◆ **Exercise task**
In the entries below, count the lines holding "בדרגה". Reply with the number only.

==================================================

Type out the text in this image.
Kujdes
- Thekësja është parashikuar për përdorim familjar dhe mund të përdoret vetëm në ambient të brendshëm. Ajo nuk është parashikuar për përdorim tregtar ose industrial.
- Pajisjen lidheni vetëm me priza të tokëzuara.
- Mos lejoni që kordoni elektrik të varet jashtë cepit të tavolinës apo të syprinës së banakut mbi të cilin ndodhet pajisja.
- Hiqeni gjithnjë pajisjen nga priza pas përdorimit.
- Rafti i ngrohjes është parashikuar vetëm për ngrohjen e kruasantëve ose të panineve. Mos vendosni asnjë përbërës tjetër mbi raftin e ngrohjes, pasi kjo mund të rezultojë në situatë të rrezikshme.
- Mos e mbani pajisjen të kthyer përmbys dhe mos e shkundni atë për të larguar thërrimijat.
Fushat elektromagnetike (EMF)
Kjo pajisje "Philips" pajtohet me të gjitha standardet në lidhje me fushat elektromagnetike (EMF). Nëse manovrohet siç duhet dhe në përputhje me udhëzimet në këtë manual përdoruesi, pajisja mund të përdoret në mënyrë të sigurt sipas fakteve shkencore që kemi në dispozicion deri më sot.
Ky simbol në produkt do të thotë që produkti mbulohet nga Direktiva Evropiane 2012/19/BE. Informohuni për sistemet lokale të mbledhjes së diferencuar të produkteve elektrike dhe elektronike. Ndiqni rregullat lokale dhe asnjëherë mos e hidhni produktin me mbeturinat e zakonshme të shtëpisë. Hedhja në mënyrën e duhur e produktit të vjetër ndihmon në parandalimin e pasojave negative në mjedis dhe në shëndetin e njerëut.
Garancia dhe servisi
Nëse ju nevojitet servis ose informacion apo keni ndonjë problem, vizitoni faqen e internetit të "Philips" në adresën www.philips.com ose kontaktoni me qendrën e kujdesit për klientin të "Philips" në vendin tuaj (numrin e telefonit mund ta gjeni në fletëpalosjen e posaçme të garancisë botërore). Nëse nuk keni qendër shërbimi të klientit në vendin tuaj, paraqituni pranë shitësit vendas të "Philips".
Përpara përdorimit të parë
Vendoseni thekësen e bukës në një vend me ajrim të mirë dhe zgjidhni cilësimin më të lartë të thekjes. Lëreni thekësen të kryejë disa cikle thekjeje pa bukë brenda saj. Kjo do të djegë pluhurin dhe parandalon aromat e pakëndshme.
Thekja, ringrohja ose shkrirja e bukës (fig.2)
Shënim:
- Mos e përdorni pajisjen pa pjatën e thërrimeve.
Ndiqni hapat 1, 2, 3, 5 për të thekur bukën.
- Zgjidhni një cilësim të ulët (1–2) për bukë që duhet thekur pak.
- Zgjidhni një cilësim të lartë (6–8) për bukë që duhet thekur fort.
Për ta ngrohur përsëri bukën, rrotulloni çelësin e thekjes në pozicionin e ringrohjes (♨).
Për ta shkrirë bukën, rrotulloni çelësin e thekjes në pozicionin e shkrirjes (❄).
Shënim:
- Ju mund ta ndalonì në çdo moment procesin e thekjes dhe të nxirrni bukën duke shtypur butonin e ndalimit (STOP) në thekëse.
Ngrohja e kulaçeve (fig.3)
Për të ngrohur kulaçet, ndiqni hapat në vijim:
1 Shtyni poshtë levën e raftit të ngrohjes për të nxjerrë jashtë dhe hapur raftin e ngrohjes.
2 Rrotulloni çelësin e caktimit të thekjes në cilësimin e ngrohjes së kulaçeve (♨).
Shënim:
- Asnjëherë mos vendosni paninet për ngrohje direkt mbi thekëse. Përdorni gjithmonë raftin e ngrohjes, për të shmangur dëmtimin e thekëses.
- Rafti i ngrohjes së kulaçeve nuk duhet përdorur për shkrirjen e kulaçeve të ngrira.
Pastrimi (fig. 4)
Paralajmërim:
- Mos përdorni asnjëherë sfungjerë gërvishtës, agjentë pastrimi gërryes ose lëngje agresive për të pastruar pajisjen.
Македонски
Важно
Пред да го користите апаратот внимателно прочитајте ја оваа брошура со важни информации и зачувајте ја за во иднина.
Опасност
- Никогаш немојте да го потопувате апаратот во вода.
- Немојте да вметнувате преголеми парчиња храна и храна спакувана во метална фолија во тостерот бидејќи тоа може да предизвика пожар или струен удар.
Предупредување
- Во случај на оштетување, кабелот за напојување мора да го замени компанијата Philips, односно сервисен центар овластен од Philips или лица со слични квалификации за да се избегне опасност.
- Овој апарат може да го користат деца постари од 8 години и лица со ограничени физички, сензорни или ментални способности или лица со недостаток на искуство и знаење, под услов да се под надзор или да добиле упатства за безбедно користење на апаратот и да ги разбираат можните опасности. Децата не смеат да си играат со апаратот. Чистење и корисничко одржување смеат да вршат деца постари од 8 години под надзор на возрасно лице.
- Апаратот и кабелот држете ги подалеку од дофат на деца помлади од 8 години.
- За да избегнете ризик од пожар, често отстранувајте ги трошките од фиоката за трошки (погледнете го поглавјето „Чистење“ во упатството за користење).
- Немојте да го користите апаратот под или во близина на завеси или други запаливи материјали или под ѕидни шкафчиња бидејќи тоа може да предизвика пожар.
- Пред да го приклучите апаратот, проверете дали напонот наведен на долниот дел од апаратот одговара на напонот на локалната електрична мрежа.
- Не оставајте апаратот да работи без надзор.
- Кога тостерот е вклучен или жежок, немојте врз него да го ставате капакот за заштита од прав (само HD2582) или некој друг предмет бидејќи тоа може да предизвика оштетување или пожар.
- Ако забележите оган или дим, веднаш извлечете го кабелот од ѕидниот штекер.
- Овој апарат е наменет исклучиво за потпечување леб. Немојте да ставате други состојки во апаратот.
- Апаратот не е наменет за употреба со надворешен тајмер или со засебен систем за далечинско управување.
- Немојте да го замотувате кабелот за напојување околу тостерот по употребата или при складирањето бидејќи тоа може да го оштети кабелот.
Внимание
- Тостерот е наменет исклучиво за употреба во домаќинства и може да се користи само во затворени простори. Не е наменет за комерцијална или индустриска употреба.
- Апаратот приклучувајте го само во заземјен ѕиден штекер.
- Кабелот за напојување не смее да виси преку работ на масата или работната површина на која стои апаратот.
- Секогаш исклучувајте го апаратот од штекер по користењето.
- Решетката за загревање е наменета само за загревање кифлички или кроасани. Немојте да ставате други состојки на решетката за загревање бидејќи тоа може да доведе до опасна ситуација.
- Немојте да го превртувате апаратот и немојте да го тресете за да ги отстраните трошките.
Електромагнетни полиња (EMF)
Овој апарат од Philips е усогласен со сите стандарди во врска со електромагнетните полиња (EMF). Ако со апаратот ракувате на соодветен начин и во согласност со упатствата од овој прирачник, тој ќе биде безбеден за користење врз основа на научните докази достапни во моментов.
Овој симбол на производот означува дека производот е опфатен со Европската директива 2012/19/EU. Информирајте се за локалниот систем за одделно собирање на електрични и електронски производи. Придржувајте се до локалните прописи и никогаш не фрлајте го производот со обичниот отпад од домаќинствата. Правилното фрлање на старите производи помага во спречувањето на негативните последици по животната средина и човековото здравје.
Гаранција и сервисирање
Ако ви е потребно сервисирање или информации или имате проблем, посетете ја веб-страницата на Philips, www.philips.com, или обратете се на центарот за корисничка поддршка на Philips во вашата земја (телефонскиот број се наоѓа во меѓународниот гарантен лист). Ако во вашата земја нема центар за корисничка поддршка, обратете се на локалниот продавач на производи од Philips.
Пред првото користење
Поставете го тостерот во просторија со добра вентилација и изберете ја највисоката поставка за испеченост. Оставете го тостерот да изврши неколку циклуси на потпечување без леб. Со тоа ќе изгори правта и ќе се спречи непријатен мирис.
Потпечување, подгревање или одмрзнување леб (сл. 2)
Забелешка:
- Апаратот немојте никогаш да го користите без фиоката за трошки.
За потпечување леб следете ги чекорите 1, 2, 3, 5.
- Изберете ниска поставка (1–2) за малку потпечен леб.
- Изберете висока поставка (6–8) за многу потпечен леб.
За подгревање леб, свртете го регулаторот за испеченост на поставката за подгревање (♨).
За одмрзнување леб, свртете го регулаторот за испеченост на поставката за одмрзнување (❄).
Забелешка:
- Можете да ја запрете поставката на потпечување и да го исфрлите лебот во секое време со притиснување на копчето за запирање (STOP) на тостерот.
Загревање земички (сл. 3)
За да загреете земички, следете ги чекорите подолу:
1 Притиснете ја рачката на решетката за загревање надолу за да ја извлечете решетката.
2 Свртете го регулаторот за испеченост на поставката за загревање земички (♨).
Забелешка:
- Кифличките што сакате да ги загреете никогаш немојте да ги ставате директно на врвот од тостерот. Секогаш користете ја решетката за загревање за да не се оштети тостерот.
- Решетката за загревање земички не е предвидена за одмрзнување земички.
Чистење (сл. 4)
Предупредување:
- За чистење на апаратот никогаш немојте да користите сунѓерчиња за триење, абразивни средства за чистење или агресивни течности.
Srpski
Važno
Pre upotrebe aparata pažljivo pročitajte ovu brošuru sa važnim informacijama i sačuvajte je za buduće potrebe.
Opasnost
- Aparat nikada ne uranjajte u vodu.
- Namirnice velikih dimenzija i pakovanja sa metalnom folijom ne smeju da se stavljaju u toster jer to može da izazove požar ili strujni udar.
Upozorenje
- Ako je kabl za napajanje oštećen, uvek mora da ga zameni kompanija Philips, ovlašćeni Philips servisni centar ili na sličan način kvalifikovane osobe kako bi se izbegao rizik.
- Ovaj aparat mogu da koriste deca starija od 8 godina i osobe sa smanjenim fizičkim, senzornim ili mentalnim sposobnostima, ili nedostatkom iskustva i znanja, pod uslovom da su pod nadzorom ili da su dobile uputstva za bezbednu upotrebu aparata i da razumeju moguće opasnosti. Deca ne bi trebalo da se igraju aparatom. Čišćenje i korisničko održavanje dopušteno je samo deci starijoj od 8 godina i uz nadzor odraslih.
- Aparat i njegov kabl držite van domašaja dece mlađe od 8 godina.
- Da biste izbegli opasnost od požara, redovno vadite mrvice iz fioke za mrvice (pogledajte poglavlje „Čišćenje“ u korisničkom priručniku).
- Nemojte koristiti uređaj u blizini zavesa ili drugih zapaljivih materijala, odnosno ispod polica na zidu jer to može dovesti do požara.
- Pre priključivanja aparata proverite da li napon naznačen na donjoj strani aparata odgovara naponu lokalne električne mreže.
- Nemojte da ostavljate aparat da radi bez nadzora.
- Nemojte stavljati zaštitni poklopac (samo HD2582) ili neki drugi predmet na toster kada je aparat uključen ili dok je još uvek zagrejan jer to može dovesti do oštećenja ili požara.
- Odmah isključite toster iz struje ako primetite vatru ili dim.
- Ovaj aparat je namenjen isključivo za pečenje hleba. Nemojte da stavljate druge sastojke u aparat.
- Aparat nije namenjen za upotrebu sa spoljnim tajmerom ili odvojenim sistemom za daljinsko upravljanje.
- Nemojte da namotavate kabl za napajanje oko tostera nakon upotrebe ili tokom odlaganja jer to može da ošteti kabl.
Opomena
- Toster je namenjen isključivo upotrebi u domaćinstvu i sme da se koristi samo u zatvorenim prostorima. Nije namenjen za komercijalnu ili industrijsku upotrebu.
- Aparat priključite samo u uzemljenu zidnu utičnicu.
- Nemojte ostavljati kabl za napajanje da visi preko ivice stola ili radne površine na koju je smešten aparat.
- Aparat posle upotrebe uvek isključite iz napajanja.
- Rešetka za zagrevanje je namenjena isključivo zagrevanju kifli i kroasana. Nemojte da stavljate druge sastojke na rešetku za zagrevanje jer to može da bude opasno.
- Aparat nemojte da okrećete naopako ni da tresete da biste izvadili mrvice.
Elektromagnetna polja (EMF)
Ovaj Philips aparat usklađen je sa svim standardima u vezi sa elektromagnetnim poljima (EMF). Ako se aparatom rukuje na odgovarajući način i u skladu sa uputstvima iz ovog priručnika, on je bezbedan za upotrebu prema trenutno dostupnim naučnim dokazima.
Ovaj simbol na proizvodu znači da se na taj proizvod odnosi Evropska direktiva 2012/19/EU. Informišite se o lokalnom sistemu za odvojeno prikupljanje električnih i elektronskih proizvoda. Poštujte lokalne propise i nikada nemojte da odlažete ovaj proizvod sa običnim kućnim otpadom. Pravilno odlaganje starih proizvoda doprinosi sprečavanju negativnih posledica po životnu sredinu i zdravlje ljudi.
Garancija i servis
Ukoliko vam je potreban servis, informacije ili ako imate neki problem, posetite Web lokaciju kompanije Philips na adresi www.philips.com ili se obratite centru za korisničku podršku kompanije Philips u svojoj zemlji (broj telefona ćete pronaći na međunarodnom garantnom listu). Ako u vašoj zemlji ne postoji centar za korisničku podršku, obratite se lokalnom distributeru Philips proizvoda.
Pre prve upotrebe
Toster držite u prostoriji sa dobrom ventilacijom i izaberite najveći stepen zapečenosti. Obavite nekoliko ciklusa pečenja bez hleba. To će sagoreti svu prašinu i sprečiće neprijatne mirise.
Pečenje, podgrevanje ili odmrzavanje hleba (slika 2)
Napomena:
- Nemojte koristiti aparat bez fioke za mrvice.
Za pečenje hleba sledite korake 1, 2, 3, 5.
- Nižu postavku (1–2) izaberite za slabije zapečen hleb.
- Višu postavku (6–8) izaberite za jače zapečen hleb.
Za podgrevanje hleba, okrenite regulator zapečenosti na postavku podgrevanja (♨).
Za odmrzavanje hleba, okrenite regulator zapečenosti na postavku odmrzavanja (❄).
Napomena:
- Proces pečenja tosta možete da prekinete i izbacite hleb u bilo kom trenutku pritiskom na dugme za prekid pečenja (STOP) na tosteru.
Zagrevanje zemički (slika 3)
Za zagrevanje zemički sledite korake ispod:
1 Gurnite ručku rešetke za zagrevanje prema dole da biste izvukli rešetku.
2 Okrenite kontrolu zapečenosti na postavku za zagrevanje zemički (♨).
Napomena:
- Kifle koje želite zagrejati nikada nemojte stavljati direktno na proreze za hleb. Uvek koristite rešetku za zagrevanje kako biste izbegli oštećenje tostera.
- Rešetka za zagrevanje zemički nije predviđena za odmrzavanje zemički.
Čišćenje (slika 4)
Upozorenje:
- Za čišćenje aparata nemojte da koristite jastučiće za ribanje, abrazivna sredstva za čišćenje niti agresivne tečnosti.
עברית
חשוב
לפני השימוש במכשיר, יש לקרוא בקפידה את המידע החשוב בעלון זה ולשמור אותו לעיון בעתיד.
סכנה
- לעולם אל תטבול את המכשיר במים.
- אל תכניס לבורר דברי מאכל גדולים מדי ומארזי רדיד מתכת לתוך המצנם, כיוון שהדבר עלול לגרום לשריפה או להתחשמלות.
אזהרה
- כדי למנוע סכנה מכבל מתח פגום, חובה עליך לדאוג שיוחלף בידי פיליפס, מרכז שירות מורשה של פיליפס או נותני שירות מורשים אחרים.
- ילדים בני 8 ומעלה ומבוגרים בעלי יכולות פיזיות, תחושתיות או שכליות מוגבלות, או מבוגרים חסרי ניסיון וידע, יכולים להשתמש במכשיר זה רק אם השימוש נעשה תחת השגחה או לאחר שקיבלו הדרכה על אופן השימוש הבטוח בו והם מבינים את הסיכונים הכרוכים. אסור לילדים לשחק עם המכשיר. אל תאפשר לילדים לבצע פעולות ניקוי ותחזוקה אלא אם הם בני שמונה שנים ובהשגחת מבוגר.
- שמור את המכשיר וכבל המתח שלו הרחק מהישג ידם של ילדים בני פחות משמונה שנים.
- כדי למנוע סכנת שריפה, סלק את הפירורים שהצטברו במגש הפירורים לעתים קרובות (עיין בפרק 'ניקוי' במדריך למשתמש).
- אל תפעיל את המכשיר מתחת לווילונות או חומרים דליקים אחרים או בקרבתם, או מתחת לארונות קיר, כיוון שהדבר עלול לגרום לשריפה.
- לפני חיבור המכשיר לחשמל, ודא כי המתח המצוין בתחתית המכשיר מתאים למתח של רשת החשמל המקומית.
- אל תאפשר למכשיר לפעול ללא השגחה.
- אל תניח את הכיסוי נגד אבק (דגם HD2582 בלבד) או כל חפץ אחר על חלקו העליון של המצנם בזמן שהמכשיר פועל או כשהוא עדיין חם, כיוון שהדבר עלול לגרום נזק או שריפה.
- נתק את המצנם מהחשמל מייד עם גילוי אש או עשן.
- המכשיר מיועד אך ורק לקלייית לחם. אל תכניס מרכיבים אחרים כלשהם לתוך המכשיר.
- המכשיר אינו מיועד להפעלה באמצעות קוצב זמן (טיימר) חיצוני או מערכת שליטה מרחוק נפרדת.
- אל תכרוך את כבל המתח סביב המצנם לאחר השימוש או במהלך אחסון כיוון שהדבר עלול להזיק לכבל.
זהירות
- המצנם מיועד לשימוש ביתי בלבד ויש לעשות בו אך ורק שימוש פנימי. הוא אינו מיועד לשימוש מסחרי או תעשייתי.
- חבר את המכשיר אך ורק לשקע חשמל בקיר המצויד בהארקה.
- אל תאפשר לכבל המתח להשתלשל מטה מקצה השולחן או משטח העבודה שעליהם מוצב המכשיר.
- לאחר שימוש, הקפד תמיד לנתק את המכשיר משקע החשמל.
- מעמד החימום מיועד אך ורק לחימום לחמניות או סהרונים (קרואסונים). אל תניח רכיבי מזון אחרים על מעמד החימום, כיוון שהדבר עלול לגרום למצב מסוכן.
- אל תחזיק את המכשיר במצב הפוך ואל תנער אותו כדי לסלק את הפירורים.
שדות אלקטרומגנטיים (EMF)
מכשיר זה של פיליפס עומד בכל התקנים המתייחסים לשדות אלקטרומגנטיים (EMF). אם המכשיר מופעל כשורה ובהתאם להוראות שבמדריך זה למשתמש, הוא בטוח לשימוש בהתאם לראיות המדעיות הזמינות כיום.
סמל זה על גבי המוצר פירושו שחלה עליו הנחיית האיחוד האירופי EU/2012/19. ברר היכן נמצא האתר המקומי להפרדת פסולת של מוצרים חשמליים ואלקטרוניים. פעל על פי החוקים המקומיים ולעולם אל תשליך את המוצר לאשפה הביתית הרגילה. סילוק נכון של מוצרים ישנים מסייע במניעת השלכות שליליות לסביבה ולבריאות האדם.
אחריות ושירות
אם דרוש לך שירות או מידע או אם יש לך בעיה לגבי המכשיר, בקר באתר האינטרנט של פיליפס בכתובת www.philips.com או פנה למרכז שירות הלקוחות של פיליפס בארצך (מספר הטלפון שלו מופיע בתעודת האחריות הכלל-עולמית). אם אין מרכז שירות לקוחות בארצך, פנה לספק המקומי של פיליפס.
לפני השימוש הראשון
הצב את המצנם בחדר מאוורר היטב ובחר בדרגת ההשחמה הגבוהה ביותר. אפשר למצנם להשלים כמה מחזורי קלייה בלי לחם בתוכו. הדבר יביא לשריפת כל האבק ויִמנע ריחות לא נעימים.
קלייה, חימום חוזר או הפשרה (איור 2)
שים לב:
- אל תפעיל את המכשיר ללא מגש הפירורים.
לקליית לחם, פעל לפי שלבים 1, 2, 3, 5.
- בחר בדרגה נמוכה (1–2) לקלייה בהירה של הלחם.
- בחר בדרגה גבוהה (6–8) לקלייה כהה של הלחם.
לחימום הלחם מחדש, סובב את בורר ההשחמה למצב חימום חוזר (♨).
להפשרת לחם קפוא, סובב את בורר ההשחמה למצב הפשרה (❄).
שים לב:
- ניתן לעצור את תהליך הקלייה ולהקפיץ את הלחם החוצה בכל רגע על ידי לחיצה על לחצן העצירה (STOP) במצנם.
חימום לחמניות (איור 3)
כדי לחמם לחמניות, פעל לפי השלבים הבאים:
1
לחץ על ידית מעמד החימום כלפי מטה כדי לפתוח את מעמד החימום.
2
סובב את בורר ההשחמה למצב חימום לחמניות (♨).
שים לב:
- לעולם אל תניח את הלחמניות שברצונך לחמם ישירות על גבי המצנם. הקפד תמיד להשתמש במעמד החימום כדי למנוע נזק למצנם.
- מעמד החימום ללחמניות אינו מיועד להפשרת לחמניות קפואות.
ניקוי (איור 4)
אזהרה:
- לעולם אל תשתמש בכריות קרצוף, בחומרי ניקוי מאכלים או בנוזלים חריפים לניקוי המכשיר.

==================================================

◆ **Task answer**
2